━━ Raw data
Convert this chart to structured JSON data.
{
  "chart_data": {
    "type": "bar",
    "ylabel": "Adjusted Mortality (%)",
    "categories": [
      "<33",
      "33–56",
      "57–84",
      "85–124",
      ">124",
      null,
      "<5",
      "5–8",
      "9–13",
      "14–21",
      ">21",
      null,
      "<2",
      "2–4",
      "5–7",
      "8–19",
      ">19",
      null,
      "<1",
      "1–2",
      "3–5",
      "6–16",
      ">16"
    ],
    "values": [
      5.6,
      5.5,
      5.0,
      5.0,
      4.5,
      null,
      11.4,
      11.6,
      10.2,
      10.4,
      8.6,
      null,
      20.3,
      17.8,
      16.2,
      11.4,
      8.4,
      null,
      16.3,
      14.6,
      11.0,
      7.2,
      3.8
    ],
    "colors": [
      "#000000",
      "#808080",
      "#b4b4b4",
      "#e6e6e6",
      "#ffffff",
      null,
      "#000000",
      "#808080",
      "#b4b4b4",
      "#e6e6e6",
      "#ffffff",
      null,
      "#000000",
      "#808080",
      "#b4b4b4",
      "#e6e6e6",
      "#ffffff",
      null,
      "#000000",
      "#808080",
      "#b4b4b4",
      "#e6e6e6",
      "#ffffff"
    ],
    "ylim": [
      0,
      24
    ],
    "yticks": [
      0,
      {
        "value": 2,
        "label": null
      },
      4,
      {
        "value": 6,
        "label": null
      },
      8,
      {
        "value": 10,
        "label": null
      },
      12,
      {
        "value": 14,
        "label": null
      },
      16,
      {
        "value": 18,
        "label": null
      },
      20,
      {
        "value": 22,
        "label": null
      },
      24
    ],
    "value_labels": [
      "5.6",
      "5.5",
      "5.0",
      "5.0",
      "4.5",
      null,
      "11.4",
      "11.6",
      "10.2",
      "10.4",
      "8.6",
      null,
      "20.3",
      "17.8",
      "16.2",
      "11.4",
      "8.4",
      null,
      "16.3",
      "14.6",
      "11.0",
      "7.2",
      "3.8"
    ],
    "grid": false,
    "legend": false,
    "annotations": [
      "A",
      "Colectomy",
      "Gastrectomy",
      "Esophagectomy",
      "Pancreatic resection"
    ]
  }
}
━━━━
• _Written problem_: The listing above should be transcribed in full, exactly as written.

• _Reply to the exercise_:
Convert this chart to structured JSON data.
{
  "chart_data": {
    "type": "bar",
    "ylabel": "Adjusted Mortality (%)",
    "categories": [
      "<33",
      "33–56",
      "57–84",
      "85–124",
      ">124",
      null,
      "<5",
      "5–8",
      "9–13",
      "14–21",
      ">21",
      null,
      "<2",
      "2–4",
      "5–7",
      "8–19",
      ">19",
      null,
      "<1",
      "1–2",
      "3–5",
      "6–16",
      ">16"
    ],
    "values": [
      5.6,
      5.5,
      5.0,
      5.0,
      4.5,
      null,
      11.4,
      11.6,
      10.2,
      10.4,
      8.6,
      null,
      20.3,
      17.8,
      16.2,
      11.4,
      8.4,
      null,
      16.3,
      14.6,
      11.0,
      7.2,
      3.8
    ],
    "colors": [
      "#000000",
      "#808080",
      "#b4b4b4",
      "#e6e6e6",
      "#ffffff",
      null,
      "#000000",
      "#808080",
      "#b4b4b4",
      "#e6e6e6",
      "#ffffff",
      null,
      "#000000",
      "#808080",
      "#b4b4b4",
      "#e6e6e6",
      "#ffffff",
      null,
      "#000000",
      "#808080",
      "#b4b4b4",
      "#e6e6e6",
      "#ffffff"
    ],
    "ylim": [
      0,
      24
    ],
    "yticks": [
      0,
      {
        "value": 2,
        "label": null
      },
      4,
      {
        "value": 6,
        "label": null
      },
      8,
      {
        "value": 10,
        "label": null
      },
      12,
      {
        "value": 14,
        "label": null
      },
      16,
      {
        "value": 18,
        "label": null
      },
      20,
      {
        "value": 22,
        "label": null
      },
      24
    ],
    "value_labels": [
      "5.6",
      "5.5",
      "5.0",
      "5.0",
      "4.5",
      null,
      "11.4",
      "11.6",
      "10.2",
      "10.4",
      "8.6",
      null,
      "20.3",
      "17.8",
      "16.2",
      "11.4",
      "8.4",
      null,
      "16.3",
      "14.6",
      "11.0",
      "7.2",
      "3.8"
    ],
    "grid": false,
    "legend": false,
    "annotations": [
      "A",
      "Colectomy",
      "Gastrectomy",
      "Esophagectomy",
      "Pancreatic resection"
    ]
  }
}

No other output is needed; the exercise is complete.